* SET EXERCISE *
Find the lines of data that contain the string "name", then list them.

* SUPPLIED INFORMATION *
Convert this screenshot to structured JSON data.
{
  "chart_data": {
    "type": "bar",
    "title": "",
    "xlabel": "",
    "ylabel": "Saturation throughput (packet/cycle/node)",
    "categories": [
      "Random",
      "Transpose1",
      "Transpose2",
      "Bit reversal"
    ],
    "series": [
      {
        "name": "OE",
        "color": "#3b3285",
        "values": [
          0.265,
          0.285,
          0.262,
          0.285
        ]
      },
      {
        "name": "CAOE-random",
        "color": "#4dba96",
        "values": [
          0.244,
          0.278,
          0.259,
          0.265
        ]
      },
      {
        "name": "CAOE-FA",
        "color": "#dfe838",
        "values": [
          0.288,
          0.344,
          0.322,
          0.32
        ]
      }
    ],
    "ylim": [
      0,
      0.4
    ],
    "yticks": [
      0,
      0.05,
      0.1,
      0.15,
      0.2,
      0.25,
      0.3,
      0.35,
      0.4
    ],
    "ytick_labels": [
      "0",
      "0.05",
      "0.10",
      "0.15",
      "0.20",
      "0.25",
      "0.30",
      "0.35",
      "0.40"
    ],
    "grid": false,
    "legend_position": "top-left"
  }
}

* ANSWER FOR THIS EXERCISE *
        "name": "OE",
        "name": "CAOE-random",
        "name": "CAOE-FA",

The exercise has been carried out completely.